## Job
Check every line below for the word "görmezsin" and show those that hold it.
── Record extracts
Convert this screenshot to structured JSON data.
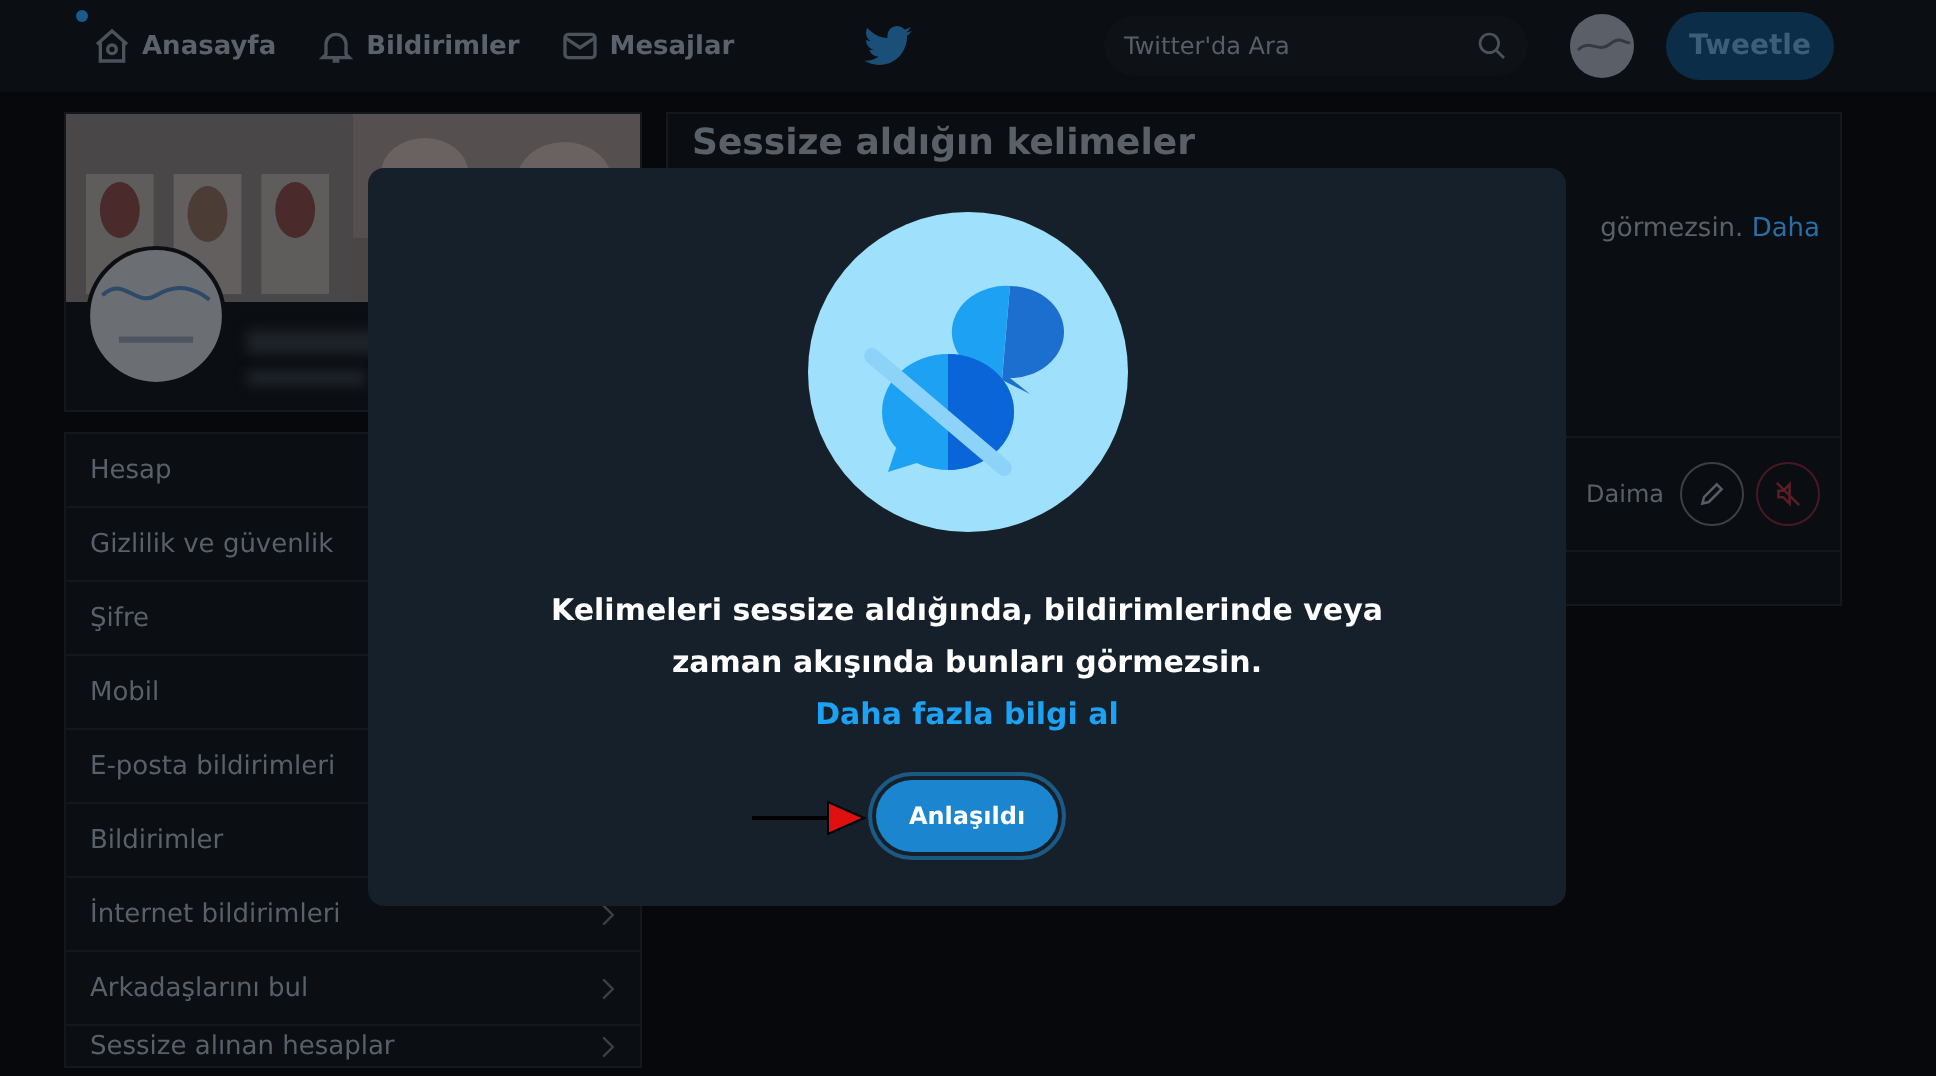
{
  "nav": {
    "items": [
      {
        "label": "Anasayfa",
        "badge": true
      },
      {
        "label": "Bildirimler",
        "badge": false
      },
      {
        "label": "Mesajlar",
        "badge": false
      }
    ],
    "search": {
      "placeholder": "Twitter'da Ara"
    },
    "tweet_button": "Tweetle"
  },
  "settings_menu": [
    {
      "label": "Hesap",
      "chevron": false
    },
    {
      "label": "Gizlilik ve güvenlik",
      "chevron": false
    },
    {
      "label": "Şifre",
      "chevron": false
    },
    {
      "label": "Mobil",
      "chevron": false
    },
    {
      "label": "E-posta bildirimleri",
      "chevron": false
    },
    {
      "label": "Bildirimler",
      "chevron": false
    },
    {
      "label": "İnternet bildirimleri",
      "chevron": true
    },
    {
      "label": "Arkadaşlarını bul",
      "chevron": true
    },
    {
      "label": "Sessize alınan hesaplar",
      "chevron": true
    }
  ],
  "main": {
    "title": "Sessize aldığın kelimeler",
    "description": "görmezsin.",
    "link": "Daha",
    "duration": "Daima"
  },
  "modal": {
    "message": "Kelimeleri sessize aldığında, bildirimlerinde veya zaman akışında bunları görmezsin.",
    "link": "Daha fazla bilgi al",
    "button": "Anlaşıldı"
  }
}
────
## Reply
    "description": "görmezsin.",
    "message": "Kelimeleri sessize aldığında, bildirimlerinde veya zaman akışında bunları görmezsin.",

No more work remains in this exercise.